### Available data ###
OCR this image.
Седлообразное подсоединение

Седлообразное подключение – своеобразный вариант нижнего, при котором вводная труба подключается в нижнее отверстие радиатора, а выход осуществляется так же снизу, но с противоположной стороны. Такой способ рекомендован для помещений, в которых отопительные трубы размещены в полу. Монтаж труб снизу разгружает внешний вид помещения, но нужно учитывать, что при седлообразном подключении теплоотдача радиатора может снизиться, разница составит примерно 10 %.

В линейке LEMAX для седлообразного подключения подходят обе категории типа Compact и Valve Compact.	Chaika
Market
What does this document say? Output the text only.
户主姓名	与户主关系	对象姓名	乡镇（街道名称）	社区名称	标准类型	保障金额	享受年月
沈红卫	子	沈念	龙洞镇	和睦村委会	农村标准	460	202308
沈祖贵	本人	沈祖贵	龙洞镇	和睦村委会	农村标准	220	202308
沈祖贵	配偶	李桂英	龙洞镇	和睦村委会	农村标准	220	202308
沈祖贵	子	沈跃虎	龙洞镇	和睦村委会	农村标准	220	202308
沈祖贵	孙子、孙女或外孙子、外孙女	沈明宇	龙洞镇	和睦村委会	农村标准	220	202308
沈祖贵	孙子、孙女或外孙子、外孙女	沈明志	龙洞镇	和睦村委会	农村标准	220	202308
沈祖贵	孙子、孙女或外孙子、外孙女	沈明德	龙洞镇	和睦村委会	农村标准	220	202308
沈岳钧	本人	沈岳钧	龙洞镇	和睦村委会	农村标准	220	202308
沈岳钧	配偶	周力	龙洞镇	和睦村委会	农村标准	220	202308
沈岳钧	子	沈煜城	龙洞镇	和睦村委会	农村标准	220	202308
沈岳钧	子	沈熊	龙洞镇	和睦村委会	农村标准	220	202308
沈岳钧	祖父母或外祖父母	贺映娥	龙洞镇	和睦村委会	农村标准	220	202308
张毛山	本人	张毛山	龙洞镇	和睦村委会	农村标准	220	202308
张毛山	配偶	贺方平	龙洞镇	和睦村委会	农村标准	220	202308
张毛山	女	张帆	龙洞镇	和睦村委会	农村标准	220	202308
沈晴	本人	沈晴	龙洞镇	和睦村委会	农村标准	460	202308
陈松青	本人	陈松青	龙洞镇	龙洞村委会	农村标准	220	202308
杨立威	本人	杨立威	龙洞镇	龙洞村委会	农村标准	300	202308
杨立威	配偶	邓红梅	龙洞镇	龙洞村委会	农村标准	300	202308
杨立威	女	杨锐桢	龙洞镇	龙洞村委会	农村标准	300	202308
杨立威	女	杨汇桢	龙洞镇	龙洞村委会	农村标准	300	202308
###
> Exercise description: With both ends included, please retype exactly the lines from the line containing "What does this" to the final line of the data.

> Worked answer:
What does this document say? Output the text only.
户主姓名	与户主关系	对象姓名	乡镇（街道名称）	社区名称	标准类型	保障金额	享受年月
沈红卫	子	沈念	龙洞镇	和睦村委会	农村标准	460	202308
沈祖贵	本人	沈祖贵	龙洞镇	和睦村委会	农村标准	220	202308
沈祖贵	配偶	李桂英	龙洞镇	和睦村委会	农村标准	220	202308
沈祖贵	子	沈跃虎	龙洞镇	和睦村委会	农村标准	220	202308
沈祖贵	孙子、孙女或外孙子、外孙女	沈明宇	龙洞镇	和睦村委会	农村标准	220	202308
沈祖贵	孙子、孙女或外孙子、外孙女	沈明志	龙洞镇	和睦村委会	农村标准	220	202308
沈祖贵	孙子、孙女或外孙子、外孙女	沈明德	龙洞镇	和睦村委会	农村标准	220	202308
沈岳钧	本人	沈岳钧	龙洞镇	和睦村委会	农村标准	220	202308
沈岳钧	配偶	周力	龙洞镇	和睦村委会	农村标准	220	202308
沈岳钧	子	沈煜城	龙洞镇	和睦村委会	农村标准	220	202308
沈岳钧	子	沈熊	龙洞镇	和睦村委会	农村标准	220	202308
沈岳钧	祖父母或外祖父母	贺映娥	龙洞镇	和睦村委会	农村标准	220	202308
张毛山	本人	张毛山	龙洞镇	和睦村委会	农村标准	220	202308
张毛山	配偶	贺方平	龙洞镇	和睦村委会	农村标准	220	202308
张毛山	女	张帆	龙洞镇	和睦村委会	农村标准	220	202308
沈晴	本人	沈晴	龙洞镇	和睦村委会	农村标准	460	202308
陈松青	本人	陈松青	龙洞镇	龙洞村委会	农村标准	220	202308
杨立威	本人	杨立威	龙洞镇	龙洞村委会	农村标准	300	202308
杨立威	配偶	邓红梅	龙洞镇	龙洞村委会	农村标准	300	202308
杨立威	女	杨锐桢	龙洞镇	龙洞村委会	农村标准	300	202308
杨立威	女	杨汇桢	龙洞镇	龙洞村委会	农村标准	300	202308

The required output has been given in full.